§ EXERCISE REQUIREMENTS:
Please reproduce every record, keeping each one exactly as written.

[Data items]
§

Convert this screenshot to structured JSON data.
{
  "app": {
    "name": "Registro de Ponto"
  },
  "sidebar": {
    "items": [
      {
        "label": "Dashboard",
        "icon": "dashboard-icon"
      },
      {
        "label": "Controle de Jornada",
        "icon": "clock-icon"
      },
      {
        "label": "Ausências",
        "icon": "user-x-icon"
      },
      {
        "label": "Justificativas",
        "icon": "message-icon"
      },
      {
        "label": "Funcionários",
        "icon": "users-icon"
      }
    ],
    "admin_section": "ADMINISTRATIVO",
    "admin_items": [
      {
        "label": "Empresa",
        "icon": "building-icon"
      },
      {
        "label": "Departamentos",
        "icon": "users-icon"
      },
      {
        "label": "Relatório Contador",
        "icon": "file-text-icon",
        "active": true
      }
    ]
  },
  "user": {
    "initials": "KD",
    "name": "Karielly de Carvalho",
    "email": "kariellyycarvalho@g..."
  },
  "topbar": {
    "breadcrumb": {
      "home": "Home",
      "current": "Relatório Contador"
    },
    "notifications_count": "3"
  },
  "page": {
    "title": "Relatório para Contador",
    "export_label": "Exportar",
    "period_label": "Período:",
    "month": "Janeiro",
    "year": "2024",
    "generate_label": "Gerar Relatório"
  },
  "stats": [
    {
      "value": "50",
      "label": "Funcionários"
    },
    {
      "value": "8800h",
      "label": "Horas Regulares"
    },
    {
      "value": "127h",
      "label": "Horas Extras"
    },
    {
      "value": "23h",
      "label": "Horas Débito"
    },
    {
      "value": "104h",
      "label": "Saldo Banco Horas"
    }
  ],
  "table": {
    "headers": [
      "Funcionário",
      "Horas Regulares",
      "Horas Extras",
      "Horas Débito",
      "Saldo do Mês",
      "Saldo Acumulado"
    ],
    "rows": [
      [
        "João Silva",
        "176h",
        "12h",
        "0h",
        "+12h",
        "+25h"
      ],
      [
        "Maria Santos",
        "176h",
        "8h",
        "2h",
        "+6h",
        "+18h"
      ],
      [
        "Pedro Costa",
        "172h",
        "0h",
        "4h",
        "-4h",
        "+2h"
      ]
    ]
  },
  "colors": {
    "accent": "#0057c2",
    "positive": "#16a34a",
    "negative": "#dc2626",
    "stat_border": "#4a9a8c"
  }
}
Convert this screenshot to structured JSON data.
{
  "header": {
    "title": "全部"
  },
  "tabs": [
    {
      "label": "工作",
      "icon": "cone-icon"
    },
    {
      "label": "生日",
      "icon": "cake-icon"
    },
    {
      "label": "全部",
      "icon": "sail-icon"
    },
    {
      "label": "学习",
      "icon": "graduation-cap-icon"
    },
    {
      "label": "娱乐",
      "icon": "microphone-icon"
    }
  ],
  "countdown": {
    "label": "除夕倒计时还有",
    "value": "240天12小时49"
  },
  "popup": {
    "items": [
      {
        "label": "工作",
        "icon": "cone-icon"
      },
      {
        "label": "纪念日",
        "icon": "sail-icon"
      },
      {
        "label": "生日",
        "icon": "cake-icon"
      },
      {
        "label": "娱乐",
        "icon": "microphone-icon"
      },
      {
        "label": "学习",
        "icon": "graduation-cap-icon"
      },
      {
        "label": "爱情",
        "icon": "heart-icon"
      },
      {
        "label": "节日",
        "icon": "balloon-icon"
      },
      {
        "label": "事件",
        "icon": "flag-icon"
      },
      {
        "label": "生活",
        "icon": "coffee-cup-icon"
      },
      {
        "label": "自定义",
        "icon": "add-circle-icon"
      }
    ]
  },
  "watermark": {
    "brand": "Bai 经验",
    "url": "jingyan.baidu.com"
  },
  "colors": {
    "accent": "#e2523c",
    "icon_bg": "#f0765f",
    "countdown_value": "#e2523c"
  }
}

§

§ SOLUTION:
Convert this screenshot to structured JSON data.
{
  "app": {
    "name": "Registro de Ponto"
  },
  "sidebar": {
    "items": [
      {
        "label": "Dashboard",
        "icon": "dashboard-icon"
      },
      {
        "label": "Controle de Jornada",
        "icon": "clock-icon"
      },
      {
        "label": "Ausências",
        "icon": "user-x-icon"
      },
      {
        "label": "Justificativas",
        "icon": "message-icon"
      },
      {
        "label": "Funcionários",
        "icon": "users-icon"
      }
    ],
    "admin_section": "ADMINISTRATIVO",
    "admin_items": [
      {
        "label": "Empresa",
        "icon": "building-icon"
      },
      {
        "label": "Departamentos",
        "icon": "users-icon"
      },
      {
        "label": "Relatório Contador",
        "icon": "file-text-icon",
        "active": true
      }
    ]
  },
  "user": {
    "initials": "KD",
    "name": "Karielly de Carvalho",
    "email": "kariellyycarvalho@g..."
  },
  "topbar": {
    "breadcrumb": {
      "home": "Home",
      "current": "Relatório Contador"
    },
    "notifications_count": "3"
  },
  "page": {
    "title": "Relatório para Contador",
    "export_label": "Exportar",
    "period_label": "Período:",
    "month": "Janeiro",
    "year": "2024",
    "generate_label": "Gerar Relatório"
  },
  "stats": [
    {
      "value": "50",
      "label": "Funcionários"
    },
    {
      "value": "8800h",
      "label": "Horas Regulares"
    },
    {
      "value": "127h",
      "label": "Horas Extras"
    },
    {
      "value": "23h",
      "label": "Horas Débito"
    },
    {
      "value": "104h",
      "label": "Saldo Banco Horas"
    }
  ],
  "table": {
    "headers": [
      "Funcionário",
      "Horas Regulares",
      "Horas Extras",
      "Horas Débito",
      "Saldo do Mês",
      "Saldo Acumulado"
    ],
    "rows": [
      [
        "João Silva",
        "176h",
        "12h",
        "0h",
        "+12h",
        "+25h"
      ],
      [
        "Maria Santos",
        "176h",
        "8h",
        "2h",
        "+6h",
        "+18h"
      ],
      [
        "Pedro Costa",
        "172h",
        "0h",
        "4h",
        "-4h",
        "+2h"
      ]
    ]
  },
  "colors": {
    "accent": "#0057c2",
    "positive": "#16a34a",
    "negative": "#dc2626",
    "stat_border": "#4a9a8c"
  }
}
Convert this screenshot to structured JSON data.
{
  "header": {
    "title": "全部"
  },
  "tabs": [
    {
      "label": "工作",
      "icon": "cone-icon"
    },
    {
      "label": "生日",
      "icon": "cake-icon"
    },
    {
      "label": "全部",
      "icon": "sail-icon"
    },
    {
      "label": "学习",
      "icon": "graduation-cap-icon"
    },
    {
      "label": "娱乐",
      "icon": "microphone-icon"
    }
  ],
  "countdown": {
    "label": "除夕倒计时还有",
    "value": "240天12小时49"
  },
  "popup": {
    "items": [
      {
        "label": "工作",
        "icon": "cone-icon"
      },
      {
        "label": "纪念日",
        "icon": "sail-icon"
      },
      {
        "label": "生日",
        "icon": "cake-icon"
      },
      {
        "label": "娱乐",
        "icon": "microphone-icon"
      },
      {
        "label": "学习",
        "icon": "graduation-cap-icon"
      },
      {
        "label": "爱情",
        "icon": "heart-icon"
      },
      {
        "label": "节日",
        "icon": "balloon-icon"
      },
      {
        "label": "事件",
        "icon": "flag-icon"
      },
      {
        "label": "生活",
        "icon": "coffee-cup-icon"
      },
      {
        "label": "自定义",
        "icon": "add-circle-icon"
      }
    ]
  },
  "watermark": {
    "brand": "Bai 经验",
    "url": "jingyan.baidu.com"
  },
  "colors": {
    "accent": "#e2523c",
    "icon_bg": "#f0765f",
    "countdown_value": "#e2523c"
  }
}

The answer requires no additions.